START
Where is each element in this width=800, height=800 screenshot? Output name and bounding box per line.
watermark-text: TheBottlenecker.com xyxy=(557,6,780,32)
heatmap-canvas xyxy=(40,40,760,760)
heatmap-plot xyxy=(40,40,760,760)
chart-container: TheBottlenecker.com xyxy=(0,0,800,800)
END
• _THE TASK_
Please give these rows as a Markdown table with the columns No. and Line, numbering each row and leaving out any blank lines.

• _SOLUTION FOR THIS EXERCISE_
| No. | Line |
|---|---|
| 1 | Where is each element in this width=800, height=800 screenshot? Output name and bounding box per line. |
| 2 | watermark-text: TheBottlenecker.com xyxy=(557,6,780,32) |
| 3 | heatmap-canvas xyxy=(40,40,760,760) |
| 4 | heatmap-plot xyxy=(40,40,760,760) |
| 5 | chart-container: TheBottlenecker.com xyxy=(0,0,800,800) |